**WHAT THE TASK REQUIRES:**
Write the data out again in full, with no departure from the original.
* Start *
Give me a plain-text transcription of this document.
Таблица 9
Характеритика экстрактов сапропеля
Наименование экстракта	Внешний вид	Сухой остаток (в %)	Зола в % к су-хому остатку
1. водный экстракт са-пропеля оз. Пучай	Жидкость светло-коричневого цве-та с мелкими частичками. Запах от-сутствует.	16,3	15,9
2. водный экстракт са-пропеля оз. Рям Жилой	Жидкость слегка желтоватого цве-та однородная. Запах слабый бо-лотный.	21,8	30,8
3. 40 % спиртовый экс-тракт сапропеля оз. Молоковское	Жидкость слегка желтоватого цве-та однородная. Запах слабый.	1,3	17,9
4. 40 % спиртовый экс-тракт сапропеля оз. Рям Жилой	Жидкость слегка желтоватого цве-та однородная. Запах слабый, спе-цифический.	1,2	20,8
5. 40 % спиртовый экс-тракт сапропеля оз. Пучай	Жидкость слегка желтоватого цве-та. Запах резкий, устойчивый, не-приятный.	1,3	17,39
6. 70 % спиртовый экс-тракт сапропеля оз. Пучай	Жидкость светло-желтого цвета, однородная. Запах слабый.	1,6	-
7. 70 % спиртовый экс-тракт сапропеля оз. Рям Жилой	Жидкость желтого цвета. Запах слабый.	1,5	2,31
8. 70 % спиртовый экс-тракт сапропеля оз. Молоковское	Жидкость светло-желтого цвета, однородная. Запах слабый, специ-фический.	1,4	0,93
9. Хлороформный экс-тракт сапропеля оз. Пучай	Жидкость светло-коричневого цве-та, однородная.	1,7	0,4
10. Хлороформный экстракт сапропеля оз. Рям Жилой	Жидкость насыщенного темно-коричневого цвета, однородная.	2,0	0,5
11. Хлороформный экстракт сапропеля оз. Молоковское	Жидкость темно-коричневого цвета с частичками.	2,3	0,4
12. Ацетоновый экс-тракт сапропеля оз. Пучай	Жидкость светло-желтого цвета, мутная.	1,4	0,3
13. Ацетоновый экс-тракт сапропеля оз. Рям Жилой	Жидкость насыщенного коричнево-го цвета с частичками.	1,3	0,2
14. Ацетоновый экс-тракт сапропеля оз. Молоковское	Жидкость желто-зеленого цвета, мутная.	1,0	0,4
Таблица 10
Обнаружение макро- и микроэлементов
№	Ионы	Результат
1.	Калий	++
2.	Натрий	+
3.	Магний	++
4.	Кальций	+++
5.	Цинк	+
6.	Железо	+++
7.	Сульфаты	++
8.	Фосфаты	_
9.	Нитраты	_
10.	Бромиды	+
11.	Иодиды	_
* End *
**ANSWER:**
Give me a plain-text transcription of this document.
Таблица 9
Характеритика экстрактов сапропеля
Наименование экстракта	Внешний вид	Сухой остаток (в %)	Зола в % к су-хому остатку
1. водный экстракт са-пропеля оз. Пучай	Жидкость светло-коричневого цве-та с мелкими частичками. Запах от-сутствует.	16,3	15,9
2. водный экстракт са-пропеля оз. Рям Жилой	Жидкость слегка желтоватого цве-та однородная. Запах слабый бо-лотный.	21,8	30,8
3. 40 % спиртовый экс-тракт сапропеля оз. Молоковское	Жидкость слегка желтоватого цве-та однородная. Запах слабый.	1,3	17,9
4. 40 % спиртовый экс-тракт сапропеля оз. Рям Жилой	Жидкость слегка желтоватого цве-та однородная. Запах слабый, спе-цифический.	1,2	20,8
5. 40 % спиртовый экс-тракт сапропеля оз. Пучай	Жидкость слегка желтоватого цве-та. Запах резкий, устойчивый, не-приятный.	1,3	17,39
6. 70 % спиртовый экс-тракт сапропеля оз. Пучай	Жидкость светло-желтого цвета, однородная. Запах слабый.	1,6	-
7. 70 % спиртовый экс-тракт сапропеля оз. Рям Жилой	Жидкость желтого цвета. Запах слабый.	1,5	2,31
8. 70 % спиртовый экс-тракт сапропеля оз. Молоковское	Жидкость светло-желтого цвета, однородная. Запах слабый, специ-фический.	1,4	0,93
9. Хлороформный экс-тракт сапропеля оз. Пучай	Жидкость светло-коричневого цве-та, однородная.	1,7	0,4
10. Хлороформный экстракт сапропеля оз. Рям Жилой	Жидкость насыщенного темно-коричневого цвета, однородная.	2,0	0,5
11. Хлороформный экстракт сапропеля оз. Молоковское	Жидкость темно-коричневого цвета с частичками.	2,3	0,4
12. Ацетоновый экс-тракт сапропеля оз. Пучай	Жидкость светло-желтого цвета, мутная.	1,4	0,3
13. Ацетоновый экс-тракт сапропеля оз. Рям Жилой	Жидкость насыщенного коричнево-го цвета с частичками.	1,3	0,2
14. Ацетоновый экс-тракт сапропеля оз. Молоковское	Жидкость желто-зеленого цвета, мутная.	1,0	0,4
Таблица 10
Обнаружение макро- и микроэлементов
№	Ионы	Результат
1.	Калий	++
2.	Натрий	+
3.	Магний	++
4.	Кальций	+++
5.	Цинк	+
6.	Железо	+++
7.	Сульфаты	++
8.	Фосфаты	_
9.	Нитраты	_
10.	Бромиды	+
11.	Иодиды	_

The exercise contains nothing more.